§ 原文:
━━━━━━━━━━━━━━━━
結果ビルダーは、リストやツリーのようなネストされたデータを自然で宣言的な方法で作成するための構文を追加するために定義する型です。結果ビルダーを使用するコードは、条件付きまたは繰り返しのデータ部分を処理するためにifforなどの通常のSwift構文を含むことができます。

以下のコードは、星やテキストを使用して1行に描画するためのいくつかの型を定義しています。

swift
protocol Drawable {
    func draw() -> String
}
struct Line: Drawable {
    var elements: [Drawable]
    func draw() -> String {
        return elements.map { $0.draw() }.joined(separator: "")
    }
}
struct Text: Drawable {
    var content: String
    init(_ content: String) { self.content = content }
    func draw() -> String { return content }
}
struct Space: Drawable {
    func draw() -> String { return " " }
}
struct Stars: Drawable {
    var length: Int
    func draw() -> String { return String(repeating: "*", count: length) }
}
struct AllCaps: Drawable {
    var content: Drawable
    func draw() -> String { return content.draw().uppercased() }
}

Drawableプロトコルは、行や形状のように描画できるものの要件を定義します。型はdraw()メソッドを実装する必要があります。Line構造体は1行の描画を表し、ほとんどの描画のトップレベルコンテナとして機能します。Lineを描画するには、構造体は行の各コンポーネントに対してdraw()を呼び出し、結果の文字列を1つの文字列に連結します。Text構造体は文字列をラップして描画の一部にします。AllCaps構造体は他の描画をラップして変更し、描画内のテキストを大文字に変換します。

これらの型のイニシャライザを呼び出すことで描画を作成することができます。

swift
let name: String? = "Ravi Patel"
let manualDrawing = Line(elements: [
     Stars(length: 3),
     Text("Hello"),
     Space(),
     AllCaps(content: Text((name ?? "World") + "!")),
     Stars(length: 2),
])
print(manualDrawing.draw())
// Prints "***Hello RAVI PATEL!**"

このコードは機能しますが、少し不格好です。AllCapsの後の深くネストされた括弧は読みづらいです。namenilの場合に「World」を使用するフォールバックロジックは、??演算子を使用してインラインで行う必要があり、より複雑なものでは難しいでしょう。描画の一部を構築するためにスイッチやforループを含める必要がある場合、それを行う方法はありません。結果ビルダーを使用すると、このようなコードを通常のSwiftコードのように書き直すことができます。

結果ビルダーを定義するには、型宣言に@resultBuilder属性を書きます。たとえば、次のコードは、描画を記述するための宣言的な構文を使用できるようにする結果ビルダーDrawingBuilderを定義しています。
━━━━━━━━━━━━━━━━
§ 練習の目的: 結果ビルダーの解説文のうち「Drawableプロトコルは、」で始まる段落を、主な事実を落とさずに箇条書きへ書き直してください。

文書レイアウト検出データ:
━━━━━━━━━━━━━━━━
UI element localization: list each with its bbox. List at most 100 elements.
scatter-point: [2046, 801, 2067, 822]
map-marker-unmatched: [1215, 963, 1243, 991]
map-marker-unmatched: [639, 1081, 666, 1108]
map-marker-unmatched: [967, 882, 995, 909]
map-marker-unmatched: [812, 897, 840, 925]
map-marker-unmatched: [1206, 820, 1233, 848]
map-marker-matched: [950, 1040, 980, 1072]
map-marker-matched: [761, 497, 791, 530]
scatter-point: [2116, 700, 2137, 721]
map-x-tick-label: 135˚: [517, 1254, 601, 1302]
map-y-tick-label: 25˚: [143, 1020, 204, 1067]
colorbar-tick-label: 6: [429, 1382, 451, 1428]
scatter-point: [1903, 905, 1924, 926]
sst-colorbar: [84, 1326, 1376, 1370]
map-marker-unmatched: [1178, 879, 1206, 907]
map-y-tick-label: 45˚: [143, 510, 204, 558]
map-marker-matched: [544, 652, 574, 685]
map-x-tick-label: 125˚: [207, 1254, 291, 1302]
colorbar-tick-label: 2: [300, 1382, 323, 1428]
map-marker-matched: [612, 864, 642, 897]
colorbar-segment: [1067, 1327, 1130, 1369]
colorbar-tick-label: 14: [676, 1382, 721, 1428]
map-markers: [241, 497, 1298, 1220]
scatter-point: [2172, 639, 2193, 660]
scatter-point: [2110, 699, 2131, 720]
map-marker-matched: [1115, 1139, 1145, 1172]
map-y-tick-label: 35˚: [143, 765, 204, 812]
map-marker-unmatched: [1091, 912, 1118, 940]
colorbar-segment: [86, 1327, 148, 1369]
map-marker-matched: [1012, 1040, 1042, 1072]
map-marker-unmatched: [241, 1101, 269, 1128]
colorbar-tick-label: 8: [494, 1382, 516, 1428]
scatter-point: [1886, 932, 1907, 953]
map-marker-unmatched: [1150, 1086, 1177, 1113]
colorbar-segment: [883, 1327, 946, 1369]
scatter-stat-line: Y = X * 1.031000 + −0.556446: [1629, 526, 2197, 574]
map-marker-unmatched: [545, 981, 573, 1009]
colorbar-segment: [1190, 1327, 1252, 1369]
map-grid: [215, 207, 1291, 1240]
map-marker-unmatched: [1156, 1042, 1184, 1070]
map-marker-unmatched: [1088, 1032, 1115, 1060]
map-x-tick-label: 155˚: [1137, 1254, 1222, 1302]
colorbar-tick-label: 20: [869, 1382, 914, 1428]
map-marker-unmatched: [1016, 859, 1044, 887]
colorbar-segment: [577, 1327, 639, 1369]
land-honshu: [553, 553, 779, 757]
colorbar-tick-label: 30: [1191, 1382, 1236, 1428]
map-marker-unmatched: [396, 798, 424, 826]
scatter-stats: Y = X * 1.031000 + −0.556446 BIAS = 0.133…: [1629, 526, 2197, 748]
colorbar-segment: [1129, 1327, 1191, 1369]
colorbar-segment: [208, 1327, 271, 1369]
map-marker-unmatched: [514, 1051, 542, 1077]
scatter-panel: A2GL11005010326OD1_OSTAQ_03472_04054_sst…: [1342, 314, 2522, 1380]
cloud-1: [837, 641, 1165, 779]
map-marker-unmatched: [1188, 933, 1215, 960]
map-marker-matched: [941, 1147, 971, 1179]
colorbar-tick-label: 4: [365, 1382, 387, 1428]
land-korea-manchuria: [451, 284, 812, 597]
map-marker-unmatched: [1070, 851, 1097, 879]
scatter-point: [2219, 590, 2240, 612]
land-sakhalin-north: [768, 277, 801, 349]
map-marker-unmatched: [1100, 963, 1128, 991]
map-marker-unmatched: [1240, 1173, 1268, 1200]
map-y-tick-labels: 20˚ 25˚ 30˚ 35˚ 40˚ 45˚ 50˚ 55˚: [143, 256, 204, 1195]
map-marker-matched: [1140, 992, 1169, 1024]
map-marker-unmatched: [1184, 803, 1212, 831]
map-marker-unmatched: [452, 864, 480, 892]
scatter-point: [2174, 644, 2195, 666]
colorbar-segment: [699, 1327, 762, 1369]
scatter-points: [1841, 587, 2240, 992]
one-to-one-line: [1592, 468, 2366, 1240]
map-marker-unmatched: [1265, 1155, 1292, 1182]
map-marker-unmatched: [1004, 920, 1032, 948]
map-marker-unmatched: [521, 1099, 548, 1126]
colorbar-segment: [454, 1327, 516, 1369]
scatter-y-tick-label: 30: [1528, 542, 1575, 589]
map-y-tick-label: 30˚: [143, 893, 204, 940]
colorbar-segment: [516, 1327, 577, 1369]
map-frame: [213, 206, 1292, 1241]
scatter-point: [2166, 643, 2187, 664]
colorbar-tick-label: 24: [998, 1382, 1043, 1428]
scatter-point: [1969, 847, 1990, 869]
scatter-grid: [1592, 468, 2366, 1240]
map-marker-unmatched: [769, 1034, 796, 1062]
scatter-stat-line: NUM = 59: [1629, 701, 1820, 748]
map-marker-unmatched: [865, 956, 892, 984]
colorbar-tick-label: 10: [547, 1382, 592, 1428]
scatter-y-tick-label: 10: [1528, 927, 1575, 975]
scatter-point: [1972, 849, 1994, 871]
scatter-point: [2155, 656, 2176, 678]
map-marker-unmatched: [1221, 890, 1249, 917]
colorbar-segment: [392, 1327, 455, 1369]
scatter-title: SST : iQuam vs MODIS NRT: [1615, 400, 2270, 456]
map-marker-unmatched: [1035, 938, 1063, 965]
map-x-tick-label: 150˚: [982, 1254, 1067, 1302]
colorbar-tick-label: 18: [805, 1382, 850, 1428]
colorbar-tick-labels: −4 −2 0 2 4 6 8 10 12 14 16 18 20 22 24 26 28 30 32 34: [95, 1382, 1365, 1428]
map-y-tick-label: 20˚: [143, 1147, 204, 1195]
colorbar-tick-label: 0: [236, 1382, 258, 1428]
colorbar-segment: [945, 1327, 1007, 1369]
━━━━━━━━━━━━━━━━
§ この課題の解答:
- Drawableプロトコル：行や形状のように描画できるものの要件を定義する。型はdraw()メソッドを実装する必要がある。
- Line構造体：1行の描画を表し、ほとんどの描画のトップレベルコンテナとして機能する。行の各コンポーネントに対してdraw()を呼び出し、結果の文字列を1つの文字列に連結して描画する。
- Text構造体：文字列をラップして描画の一部にする。
- AllCaps構造体：他の描画をラップして変更し、描画内のテキストを大文字に変換する。